From the entries below, copy out every line with "Volume" in it.

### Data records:
** begin **

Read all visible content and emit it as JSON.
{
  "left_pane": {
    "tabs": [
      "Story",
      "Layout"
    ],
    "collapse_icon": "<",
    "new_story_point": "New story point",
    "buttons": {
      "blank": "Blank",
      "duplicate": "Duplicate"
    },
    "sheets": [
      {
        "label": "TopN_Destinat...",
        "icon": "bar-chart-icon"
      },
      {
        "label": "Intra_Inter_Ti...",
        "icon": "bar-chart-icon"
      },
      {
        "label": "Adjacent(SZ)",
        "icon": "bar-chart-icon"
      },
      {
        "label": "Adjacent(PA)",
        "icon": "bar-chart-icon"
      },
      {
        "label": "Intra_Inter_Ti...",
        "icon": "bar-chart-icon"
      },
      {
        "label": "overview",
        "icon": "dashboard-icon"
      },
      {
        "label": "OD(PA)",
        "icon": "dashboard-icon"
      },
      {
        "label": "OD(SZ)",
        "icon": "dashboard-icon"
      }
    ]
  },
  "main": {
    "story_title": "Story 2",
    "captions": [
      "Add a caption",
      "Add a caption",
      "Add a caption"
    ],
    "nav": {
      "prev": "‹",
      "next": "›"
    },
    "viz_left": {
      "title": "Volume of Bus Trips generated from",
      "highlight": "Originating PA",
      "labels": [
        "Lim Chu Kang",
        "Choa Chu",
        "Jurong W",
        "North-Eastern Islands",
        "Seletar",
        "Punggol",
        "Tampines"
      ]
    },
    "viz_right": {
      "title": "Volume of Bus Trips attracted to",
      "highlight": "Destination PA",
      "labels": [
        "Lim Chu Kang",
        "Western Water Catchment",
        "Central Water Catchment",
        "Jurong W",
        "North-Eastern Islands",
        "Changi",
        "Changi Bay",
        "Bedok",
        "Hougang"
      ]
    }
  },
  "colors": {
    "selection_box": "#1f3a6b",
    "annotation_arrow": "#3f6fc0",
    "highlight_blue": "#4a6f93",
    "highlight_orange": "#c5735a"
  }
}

** end **
** begin **

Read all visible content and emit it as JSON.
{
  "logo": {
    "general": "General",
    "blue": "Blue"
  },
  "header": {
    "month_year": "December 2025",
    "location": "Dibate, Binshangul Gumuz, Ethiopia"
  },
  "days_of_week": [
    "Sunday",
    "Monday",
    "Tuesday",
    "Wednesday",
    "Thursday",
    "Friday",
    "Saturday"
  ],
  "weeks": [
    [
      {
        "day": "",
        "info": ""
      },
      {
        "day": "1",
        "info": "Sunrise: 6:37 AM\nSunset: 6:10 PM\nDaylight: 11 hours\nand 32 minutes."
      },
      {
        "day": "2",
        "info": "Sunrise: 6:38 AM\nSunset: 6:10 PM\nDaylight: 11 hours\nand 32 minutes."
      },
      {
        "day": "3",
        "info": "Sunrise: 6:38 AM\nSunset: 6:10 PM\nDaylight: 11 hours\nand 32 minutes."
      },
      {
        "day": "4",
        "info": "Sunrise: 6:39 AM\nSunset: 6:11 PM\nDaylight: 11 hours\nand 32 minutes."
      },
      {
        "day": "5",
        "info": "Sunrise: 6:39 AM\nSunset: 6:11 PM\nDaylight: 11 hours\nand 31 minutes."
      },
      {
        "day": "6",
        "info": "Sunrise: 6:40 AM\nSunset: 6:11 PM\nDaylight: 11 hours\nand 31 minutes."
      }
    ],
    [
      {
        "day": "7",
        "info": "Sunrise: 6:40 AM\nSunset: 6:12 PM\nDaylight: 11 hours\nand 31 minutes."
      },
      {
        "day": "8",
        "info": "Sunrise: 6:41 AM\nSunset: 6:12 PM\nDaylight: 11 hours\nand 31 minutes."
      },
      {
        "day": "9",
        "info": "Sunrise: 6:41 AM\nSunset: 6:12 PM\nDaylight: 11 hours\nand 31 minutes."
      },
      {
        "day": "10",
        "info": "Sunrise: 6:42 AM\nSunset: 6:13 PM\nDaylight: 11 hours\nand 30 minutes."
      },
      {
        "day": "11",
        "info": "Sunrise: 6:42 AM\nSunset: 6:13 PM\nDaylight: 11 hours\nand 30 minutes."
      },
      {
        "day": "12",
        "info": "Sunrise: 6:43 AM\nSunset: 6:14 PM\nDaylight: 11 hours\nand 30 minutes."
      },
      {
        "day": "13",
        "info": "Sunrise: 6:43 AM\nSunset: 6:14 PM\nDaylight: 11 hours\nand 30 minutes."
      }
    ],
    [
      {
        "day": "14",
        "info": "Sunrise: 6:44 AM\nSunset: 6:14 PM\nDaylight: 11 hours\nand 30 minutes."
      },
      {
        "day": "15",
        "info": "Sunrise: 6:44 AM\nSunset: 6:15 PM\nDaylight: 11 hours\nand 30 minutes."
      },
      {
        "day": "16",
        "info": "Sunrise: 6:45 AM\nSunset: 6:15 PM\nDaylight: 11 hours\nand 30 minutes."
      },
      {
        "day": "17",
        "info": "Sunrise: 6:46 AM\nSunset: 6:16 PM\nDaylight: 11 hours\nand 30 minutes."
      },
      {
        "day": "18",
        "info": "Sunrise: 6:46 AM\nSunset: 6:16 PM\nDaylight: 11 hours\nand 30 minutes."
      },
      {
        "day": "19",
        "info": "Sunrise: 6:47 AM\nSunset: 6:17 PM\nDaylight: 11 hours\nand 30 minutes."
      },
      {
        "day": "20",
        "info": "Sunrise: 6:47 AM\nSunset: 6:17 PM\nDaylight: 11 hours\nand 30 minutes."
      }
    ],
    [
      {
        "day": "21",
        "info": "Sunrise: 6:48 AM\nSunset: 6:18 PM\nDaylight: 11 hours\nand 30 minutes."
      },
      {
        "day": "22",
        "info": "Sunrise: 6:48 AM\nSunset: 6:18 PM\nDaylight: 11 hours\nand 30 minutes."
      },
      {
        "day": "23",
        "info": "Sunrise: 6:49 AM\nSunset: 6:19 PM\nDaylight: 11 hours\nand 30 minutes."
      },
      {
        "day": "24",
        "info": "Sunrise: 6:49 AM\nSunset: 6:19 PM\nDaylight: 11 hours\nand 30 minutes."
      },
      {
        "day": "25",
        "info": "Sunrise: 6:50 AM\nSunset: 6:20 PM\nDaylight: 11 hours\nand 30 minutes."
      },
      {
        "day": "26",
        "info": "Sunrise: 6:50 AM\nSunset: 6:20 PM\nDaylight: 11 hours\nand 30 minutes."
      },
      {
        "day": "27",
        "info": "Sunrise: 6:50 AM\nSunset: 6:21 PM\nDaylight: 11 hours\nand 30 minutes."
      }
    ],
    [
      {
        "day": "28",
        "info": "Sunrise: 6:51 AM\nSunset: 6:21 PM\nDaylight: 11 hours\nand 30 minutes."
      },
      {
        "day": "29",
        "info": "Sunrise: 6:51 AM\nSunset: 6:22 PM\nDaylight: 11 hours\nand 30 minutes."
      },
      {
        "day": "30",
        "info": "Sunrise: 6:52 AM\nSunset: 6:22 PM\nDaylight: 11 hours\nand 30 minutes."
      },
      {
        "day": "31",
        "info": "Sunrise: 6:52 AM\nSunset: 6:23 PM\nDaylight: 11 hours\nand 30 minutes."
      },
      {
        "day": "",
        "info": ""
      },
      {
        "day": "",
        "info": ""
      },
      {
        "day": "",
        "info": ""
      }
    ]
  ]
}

** end **

### WORKED ANSWER:
      "title": "Volume of Bus Trips generated from",
      "title": "Volume of Bus Trips attracted to",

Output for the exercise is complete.